++++ DATA FOR THIS TASK
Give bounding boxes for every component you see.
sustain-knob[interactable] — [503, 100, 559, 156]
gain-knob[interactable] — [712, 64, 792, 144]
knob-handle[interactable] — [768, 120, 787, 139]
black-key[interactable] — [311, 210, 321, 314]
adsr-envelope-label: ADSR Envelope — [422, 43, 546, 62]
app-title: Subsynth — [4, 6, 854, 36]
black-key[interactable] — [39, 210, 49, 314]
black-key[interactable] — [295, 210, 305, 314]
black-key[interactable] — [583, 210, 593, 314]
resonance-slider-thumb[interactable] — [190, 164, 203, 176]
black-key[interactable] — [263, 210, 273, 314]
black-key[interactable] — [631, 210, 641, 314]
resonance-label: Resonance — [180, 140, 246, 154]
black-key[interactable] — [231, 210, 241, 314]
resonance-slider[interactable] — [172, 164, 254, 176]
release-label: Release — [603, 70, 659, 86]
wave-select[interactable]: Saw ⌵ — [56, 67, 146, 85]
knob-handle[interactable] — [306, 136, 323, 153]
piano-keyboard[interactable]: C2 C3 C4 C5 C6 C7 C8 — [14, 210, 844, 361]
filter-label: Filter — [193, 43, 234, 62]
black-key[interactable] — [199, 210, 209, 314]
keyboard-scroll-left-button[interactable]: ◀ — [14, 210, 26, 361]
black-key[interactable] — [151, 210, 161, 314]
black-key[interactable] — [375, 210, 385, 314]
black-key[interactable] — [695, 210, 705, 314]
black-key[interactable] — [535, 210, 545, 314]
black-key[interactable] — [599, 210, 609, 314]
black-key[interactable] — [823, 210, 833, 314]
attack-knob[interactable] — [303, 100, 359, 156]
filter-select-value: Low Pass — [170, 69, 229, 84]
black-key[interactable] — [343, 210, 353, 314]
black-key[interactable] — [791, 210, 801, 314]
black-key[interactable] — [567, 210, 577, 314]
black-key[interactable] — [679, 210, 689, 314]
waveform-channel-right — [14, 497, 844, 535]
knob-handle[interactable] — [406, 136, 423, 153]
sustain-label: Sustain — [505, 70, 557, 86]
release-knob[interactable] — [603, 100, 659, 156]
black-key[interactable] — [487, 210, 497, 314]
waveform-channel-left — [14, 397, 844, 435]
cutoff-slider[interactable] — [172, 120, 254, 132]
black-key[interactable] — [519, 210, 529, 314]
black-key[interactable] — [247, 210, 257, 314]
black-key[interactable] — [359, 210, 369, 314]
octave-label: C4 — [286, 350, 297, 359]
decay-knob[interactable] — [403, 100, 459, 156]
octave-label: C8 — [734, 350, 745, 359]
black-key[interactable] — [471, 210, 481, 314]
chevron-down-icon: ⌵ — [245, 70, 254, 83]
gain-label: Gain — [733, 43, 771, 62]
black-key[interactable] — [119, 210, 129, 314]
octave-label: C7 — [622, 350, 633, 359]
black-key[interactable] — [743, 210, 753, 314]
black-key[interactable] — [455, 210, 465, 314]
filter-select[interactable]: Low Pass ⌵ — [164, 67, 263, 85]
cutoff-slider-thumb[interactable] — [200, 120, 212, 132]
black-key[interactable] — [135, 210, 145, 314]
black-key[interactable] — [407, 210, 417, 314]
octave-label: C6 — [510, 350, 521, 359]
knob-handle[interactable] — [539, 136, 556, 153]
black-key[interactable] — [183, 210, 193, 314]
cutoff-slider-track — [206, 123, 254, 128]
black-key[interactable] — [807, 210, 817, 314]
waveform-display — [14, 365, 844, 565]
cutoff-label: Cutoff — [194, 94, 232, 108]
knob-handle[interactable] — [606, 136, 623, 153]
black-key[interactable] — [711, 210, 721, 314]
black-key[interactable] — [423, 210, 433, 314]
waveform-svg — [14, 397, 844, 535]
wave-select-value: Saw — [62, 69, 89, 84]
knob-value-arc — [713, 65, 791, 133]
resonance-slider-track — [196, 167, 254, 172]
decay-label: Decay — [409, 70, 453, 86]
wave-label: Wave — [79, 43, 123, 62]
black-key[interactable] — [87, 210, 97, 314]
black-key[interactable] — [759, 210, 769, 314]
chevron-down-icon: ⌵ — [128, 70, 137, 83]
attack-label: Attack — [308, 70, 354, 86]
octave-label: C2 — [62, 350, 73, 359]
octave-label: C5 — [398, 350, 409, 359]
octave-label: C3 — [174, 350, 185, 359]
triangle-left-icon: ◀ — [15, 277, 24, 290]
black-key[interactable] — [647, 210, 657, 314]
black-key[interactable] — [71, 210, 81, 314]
++++++++
GIVEN PROBLEM
Return every line of the entries above verbatim, with nothing changed.

SOLUTION FOR THIS PROBLEM
Give bounding boxes for every component you see.
sustain-knob[interactable] — [503, 100, 559, 156]
gain-knob[interactable] — [712, 64, 792, 144]
knob-handle[interactable] — [768, 120, 787, 139]
black-key[interactable] — [311, 210, 321, 314]
adsr-envelope-label: ADSR Envelope — [422, 43, 546, 62]
app-title: Subsynth — [4, 6, 854, 36]
black-key[interactable] — [39, 210, 49, 314]
black-key[interactable] — [295, 210, 305, 314]
black-key[interactable] — [583, 210, 593, 314]
resonance-slider-thumb[interactable] — [190, 164, 203, 176]
black-key[interactable] — [263, 210, 273, 314]
black-key[interactable] — [631, 210, 641, 314]
resonance-label: Resonance — [180, 140, 246, 154]
black-key[interactable] — [231, 210, 241, 314]
resonance-slider[interactable] — [172, 164, 254, 176]
release-label: Release — [603, 70, 659, 86]
wave-select[interactable]: Saw ⌵ — [56, 67, 146, 85]
knob-handle[interactable] — [306, 136, 323, 153]
piano-keyboard[interactable]: C2 C3 C4 C5 C6 C7 C8 — [14, 210, 844, 361]
filter-label: Filter — [193, 43, 234, 62]
black-key[interactable] — [199, 210, 209, 314]
keyboard-scroll-left-button[interactable]: ◀ — [14, 210, 26, 361]
black-key[interactable] — [151, 210, 161, 314]
black-key[interactable] — [375, 210, 385, 314]
black-key[interactable] — [695, 210, 705, 314]
black-key[interactable] — [535, 210, 545, 314]
black-key[interactable] — [599, 210, 609, 314]
black-key[interactable] — [823, 210, 833, 314]
attack-knob[interactable] — [303, 100, 359, 156]
filter-select-value: Low Pass — [170, 69, 229, 84]
black-key[interactable] — [343, 210, 353, 314]
black-key[interactable] — [791, 210, 801, 314]
black-key[interactable] — [567, 210, 577, 314]
black-key[interactable] — [679, 210, 689, 314]
waveform-channel-right — [14, 497, 844, 535]
knob-handle[interactable] — [406, 136, 423, 153]
sustain-label: Sustain — [505, 70, 557, 86]
release-knob[interactable] — [603, 100, 659, 156]
black-key[interactable] — [487, 210, 497, 314]
waveform-channel-left — [14, 397, 844, 435]
cutoff-slider[interactable] — [172, 120, 254, 132]
black-key[interactable] — [519, 210, 529, 314]
black-key[interactable] — [247, 210, 257, 314]
black-key[interactable] — [359, 210, 369, 314]
octave-label: C4 — [286, 350, 297, 359]
decay-knob[interactable] — [403, 100, 459, 156]
octave-label: C8 — [734, 350, 745, 359]
black-key[interactable] — [471, 210, 481, 314]
chevron-down-icon: ⌵ — [245, 70, 254, 83]
gain-label: Gain — [733, 43, 771, 62]
black-key[interactable] — [119, 210, 129, 314]
octave-label: C7 — [622, 350, 633, 359]
black-key[interactable] — [743, 210, 753, 314]
black-key[interactable] — [455, 210, 465, 314]
filter-select[interactable]: Low Pass ⌵ — [164, 67, 263, 85]
cutoff-slider-thumb[interactable] — [200, 120, 212, 132]
black-key[interactable] — [135, 210, 145, 314]
black-key[interactable] — [407, 210, 417, 314]
octave-label: C6 — [510, 350, 521, 359]
knob-handle[interactable] — [539, 136, 556, 153]
black-key[interactable] — [183, 210, 193, 314]
cutoff-slider-track — [206, 123, 254, 128]
black-key[interactable] — [807, 210, 817, 314]
waveform-display — [14, 365, 844, 565]
cutoff-label: Cutoff — [194, 94, 232, 108]
knob-handle[interactable] — [606, 136, 623, 153]
black-key[interactable] — [711, 210, 721, 314]
black-key[interactable] — [423, 210, 433, 314]
waveform-svg — [14, 397, 844, 535]
wave-select-value: Saw — [62, 69, 89, 84]
knob-value-arc — [713, 65, 791, 133]
resonance-slider-track — [196, 167, 254, 172]
decay-label: Decay — [409, 70, 453, 86]
wave-label: Wave — [79, 43, 123, 62]
black-key[interactable] — [87, 210, 97, 314]
black-key[interactable] — [759, 210, 769, 314]
chevron-down-icon: ⌵ — [128, 70, 137, 83]
attack-label: Attack — [308, 70, 354, 86]
octave-label: C2 — [62, 350, 73, 359]
octave-label: C5 — [398, 350, 409, 359]
octave-label: C3 — [174, 350, 185, 359]
triangle-left-icon: ◀ — [15, 277, 24, 290]
black-key[interactable] — [647, 210, 657, 314]
black-key[interactable] — [71, 210, 81, 314]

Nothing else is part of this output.